_TASK BRIEF_
Determine how many lines in the data below contain "otro" and write only that number.

* * *

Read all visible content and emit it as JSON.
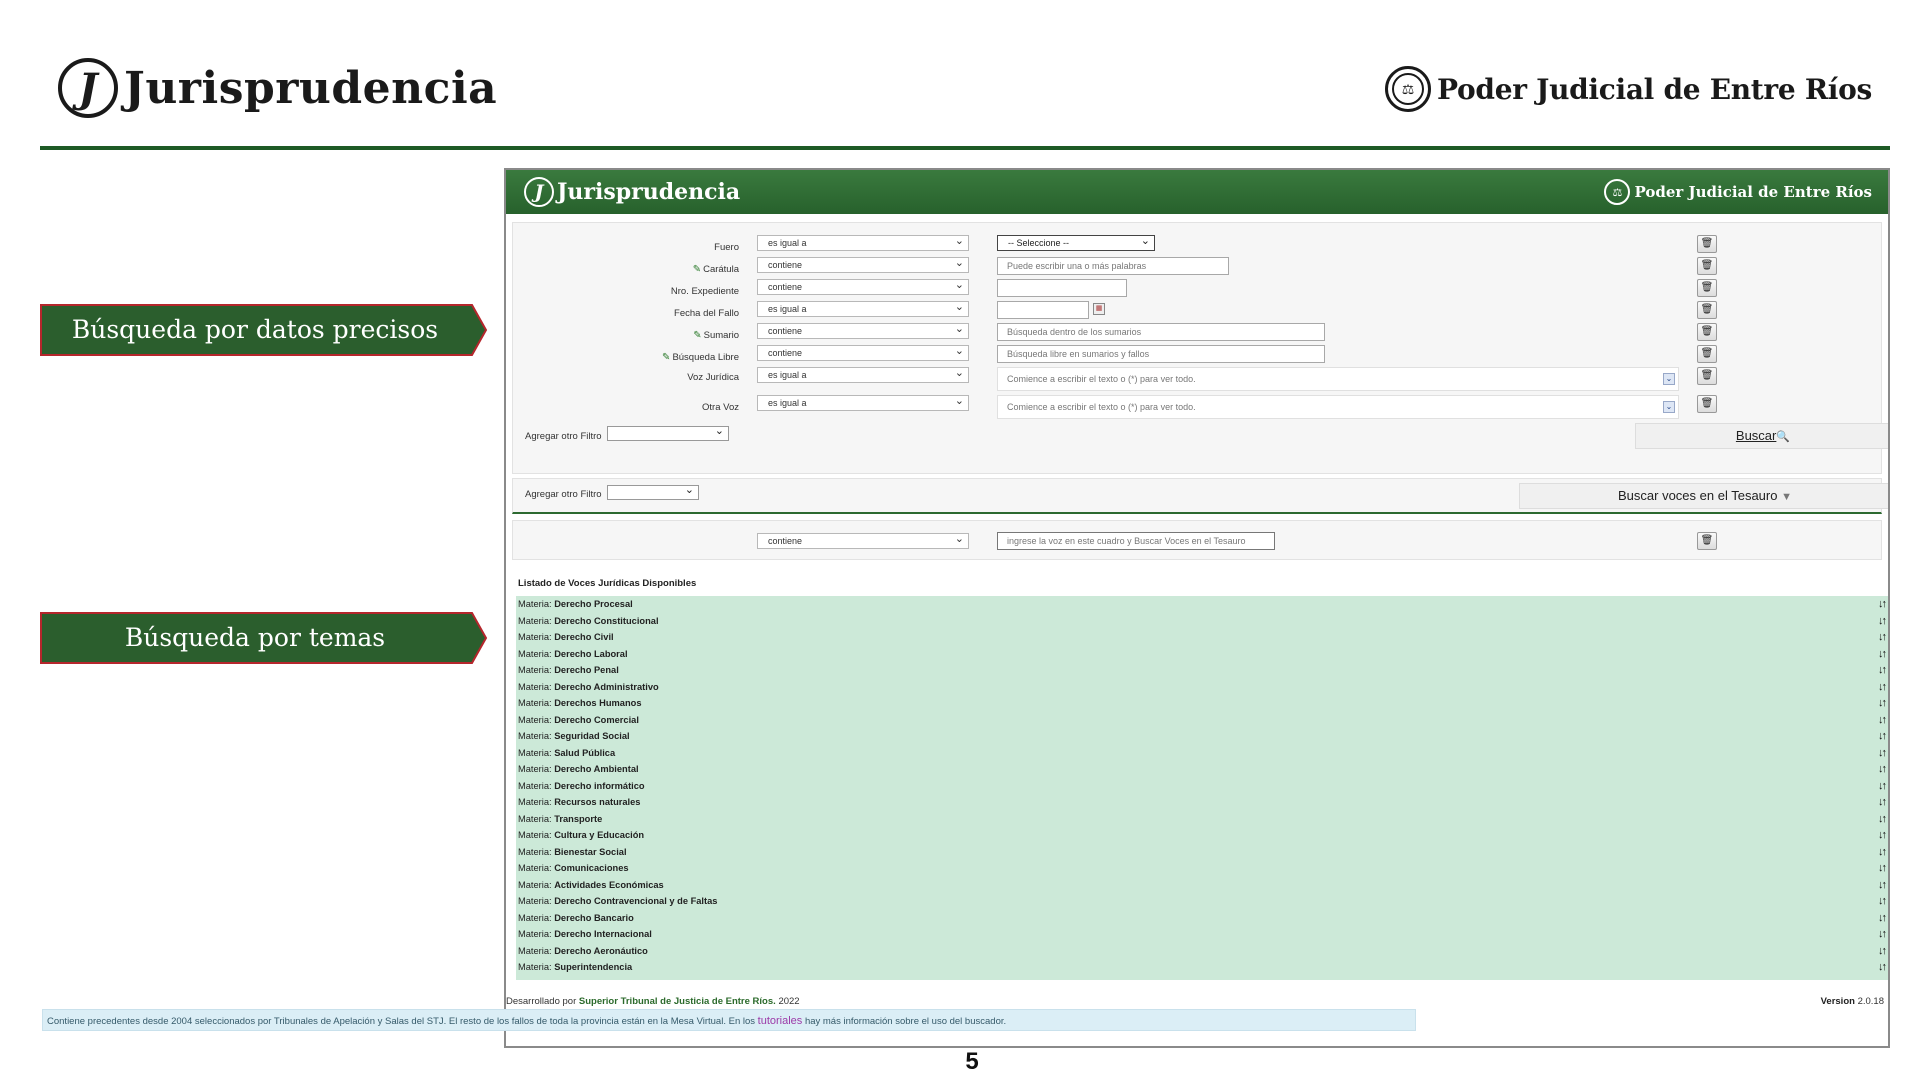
{
  "slide": {
    "logo_mark": "J",
    "logo_text": "Jurisprudencia",
    "org_text": "Poder Judicial de Entre Ríos",
    "label_precise": "Búsqueda por datos precisos",
    "label_topics": "Búsqueda por temas",
    "page_number": "5"
  },
  "app": {
    "logo_mark": "J",
    "logo_text": "Jurisprudencia",
    "org_text": "Poder Judicial de Entre Ríos",
    "filters": [
      {
        "label": "Fuero",
        "operator": "es igual a",
        "value": "-- Seleccione --"
      },
      {
        "label": "Carátula",
        "operator": "contiene",
        "placeholder": "Puede escribir una o más palabras"
      },
      {
        "label": "Nro. Expediente",
        "operator": "contiene",
        "placeholder": ""
      },
      {
        "label": "Fecha del Fallo",
        "operator": "es igual a",
        "placeholder": ""
      },
      {
        "label": "Sumario",
        "operator": "contiene",
        "placeholder": "Búsqueda dentro de los sumarios"
      },
      {
        "label": "Búsqueda Libre",
        "operator": "contiene",
        "placeholder": "Búsqueda libre en sumarios y fallos"
      },
      {
        "label": "Voz Jurídica",
        "operator": "es igual a",
        "placeholder": "Comience a escribir el texto o (*) para ver todo."
      },
      {
        "label": "Otra Voz",
        "operator": "es igual a",
        "placeholder": "Comience a escribir el texto o (*) para ver todo."
      }
    ],
    "add_filter_label": "Agregar otro Filtro",
    "search_button": "Buscar",
    "thesaurus_add_filter_label": "Agregar otro Filtro",
    "thesaurus_button": "Buscar voces en el Tesauro",
    "thesaurus_operator": "contiene",
    "thesaurus_placeholder": "ingrese la voz en este cuadro y Buscar Voces en el Tesauro",
    "list_title": "Listado de Voces Jurídicas Disponibles",
    "list_prefix": "Materia:",
    "list_items": [
      "Derecho Procesal",
      "Derecho Constitucional",
      "Derecho Civil",
      "Derecho Laboral",
      "Derecho Penal",
      "Derecho Administrativo",
      "Derechos Humanos",
      "Derecho Comercial",
      "Seguridad Social",
      "Salud Pública",
      "Derecho Ambiental",
      "Derecho informático",
      "Recursos naturales",
      "Transporte",
      "Cultura y Educación",
      "Bienestar Social",
      "Comunicaciones",
      "Actividades Económicas",
      "Derecho Contravencional y de Faltas",
      "Derecho Bancario",
      "Derecho Internacional",
      "Derecho Aeronáutico",
      "Superintendencia"
    ],
    "footer_dev_prefix": "Desarrollado por",
    "footer_dev_org": "Superior Tribunal de Justicia de Entre Ríos.",
    "footer_dev_year": "2022",
    "footer_version_label": "Version",
    "footer_version": "2.0.18",
    "note_text": "Contiene precedentes desde 2004 seleccionados por Tribunales de Apelación y Salas del STJ. El resto de los fallos de toda la provincia están en la Mesa Virtual. En los",
    "note_link": "tutoriales",
    "note_suffix": "hay más información sobre el uso del buscador."
  },
  "colors": {
    "brand_green": "#1e5a25",
    "list_bg": "#cce9d8",
    "arrow_fill": "#2b5e2d",
    "arrow_border": "#b5262c"
  }
}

* * *

_RESULT_
2